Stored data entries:
▼▼▼

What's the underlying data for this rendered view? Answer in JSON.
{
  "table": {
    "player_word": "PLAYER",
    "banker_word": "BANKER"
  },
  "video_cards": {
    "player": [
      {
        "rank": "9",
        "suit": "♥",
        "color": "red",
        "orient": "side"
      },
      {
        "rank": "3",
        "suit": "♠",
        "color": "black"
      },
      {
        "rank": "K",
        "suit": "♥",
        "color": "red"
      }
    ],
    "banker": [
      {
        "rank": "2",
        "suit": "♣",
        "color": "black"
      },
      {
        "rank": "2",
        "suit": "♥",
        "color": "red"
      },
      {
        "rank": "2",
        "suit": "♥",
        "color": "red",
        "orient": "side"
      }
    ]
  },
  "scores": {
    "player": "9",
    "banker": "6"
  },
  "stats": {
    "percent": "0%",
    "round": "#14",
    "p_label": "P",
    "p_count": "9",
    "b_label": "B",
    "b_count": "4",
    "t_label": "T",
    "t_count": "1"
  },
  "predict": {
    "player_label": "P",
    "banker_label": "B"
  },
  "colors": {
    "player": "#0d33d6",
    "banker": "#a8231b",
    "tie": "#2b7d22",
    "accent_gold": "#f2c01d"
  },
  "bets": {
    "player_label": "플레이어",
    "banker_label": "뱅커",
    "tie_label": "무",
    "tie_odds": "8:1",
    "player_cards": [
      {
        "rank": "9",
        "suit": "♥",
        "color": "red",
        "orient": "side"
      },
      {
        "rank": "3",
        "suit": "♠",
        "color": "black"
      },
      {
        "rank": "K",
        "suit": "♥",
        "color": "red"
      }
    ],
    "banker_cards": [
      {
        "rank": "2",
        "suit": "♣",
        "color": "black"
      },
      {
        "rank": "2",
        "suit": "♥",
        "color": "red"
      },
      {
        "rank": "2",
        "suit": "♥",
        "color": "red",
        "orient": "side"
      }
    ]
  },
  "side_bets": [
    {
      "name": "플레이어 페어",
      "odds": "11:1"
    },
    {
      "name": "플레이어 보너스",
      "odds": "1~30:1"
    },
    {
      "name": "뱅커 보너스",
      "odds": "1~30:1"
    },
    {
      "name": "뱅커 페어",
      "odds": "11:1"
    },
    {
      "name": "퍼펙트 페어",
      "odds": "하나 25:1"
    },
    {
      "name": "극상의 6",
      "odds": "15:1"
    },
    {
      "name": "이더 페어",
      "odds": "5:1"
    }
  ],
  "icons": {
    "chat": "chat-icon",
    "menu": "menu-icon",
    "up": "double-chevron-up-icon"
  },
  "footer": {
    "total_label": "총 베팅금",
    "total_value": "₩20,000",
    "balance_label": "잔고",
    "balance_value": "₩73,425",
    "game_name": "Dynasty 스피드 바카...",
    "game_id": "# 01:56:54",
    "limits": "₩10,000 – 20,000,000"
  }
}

▲▲▲

Can you reproduce all the material exactly?

▶ _Answer to this task_
What's the underlying data for this rendered view? Answer in JSON.
{
  "table": {
    "player_word": "PLAYER",
    "banker_word": "BANKER"
  },
  "video_cards": {
    "player": [
      {
        "rank": "9",
        "suit": "♥",
        "color": "red",
        "orient": "side"
      },
      {
        "rank": "3",
        "suit": "♠",
        "color": "black"
      },
      {
        "rank": "K",
        "suit": "♥",
        "color": "red"
      }
    ],
    "banker": [
      {
        "rank": "2",
        "suit": "♣",
        "color": "black"
      },
      {
        "rank": "2",
        "suit": "♥",
        "color": "red"
      },
      {
        "rank": "2",
        "suit": "♥",
        "color": "red",
        "orient": "side"
      }
    ]
  },
  "scores": {
    "player": "9",
    "banker": "6"
  },
  "stats": {
    "percent": "0%",
    "round": "#14",
    "p_label": "P",
    "p_count": "9",
    "b_label": "B",
    "b_count": "4",
    "t_label": "T",
    "t_count": "1"
  },
  "predict": {
    "player_label": "P",
    "banker_label": "B"
  },
  "colors": {
    "player": "#0d33d6",
    "banker": "#a8231b",
    "tie": "#2b7d22",
    "accent_gold": "#f2c01d"
  },
  "bets": {
    "player_label": "플레이어",
    "banker_label": "뱅커",
    "tie_label": "무",
    "tie_odds": "8:1",
    "player_cards": [
      {
        "rank": "9",
        "suit": "♥",
        "color": "red",
        "orient": "side"
      },
      {
        "rank": "3",
        "suit": "♠",
        "color": "black"
      },
      {
        "rank": "K",
        "suit": "♥",
        "color": "red"
      }
    ],
    "banker_cards": [
      {
        "rank": "2",
        "suit": "♣",
        "color": "black"
      },
      {
        "rank": "2",
        "suit": "♥",
        "color": "red"
      },
      {
        "rank": "2",
        "suit": "♥",
        "color": "red",
        "orient": "side"
      }
    ]
  },
  "side_bets": [
    {
      "name": "플레이어 페어",
      "odds": "11:1"
    },
    {
      "name": "플레이어 보너스",
      "odds": "1~30:1"
    },
    {
      "name": "뱅커 보너스",
      "odds": "1~30:1"
    },
    {
      "name": "뱅커 페어",
      "odds": "11:1"
    },
    {
      "name": "퍼펙트 페어",
      "odds": "하나 25:1"
    },
    {
      "name": "극상의 6",
      "odds": "15:1"
    },
    {
      "name": "이더 페어",
      "odds": "5:1"
    }
  ],
  "icons": {
    "chat": "chat-icon",
    "menu": "menu-icon",
    "up": "double-chevron-up-icon"
  },
  "footer": {
    "total_label": "총 베팅금",
    "total_value": "₩20,000",
    "balance_label": "잔고",
    "balance_value": "₩73,425",
    "game_name": "Dynasty 스피드 바카...",
    "game_id": "# 01:56:54",
    "limits": "₩10,000 – 20,000,000"
  }
}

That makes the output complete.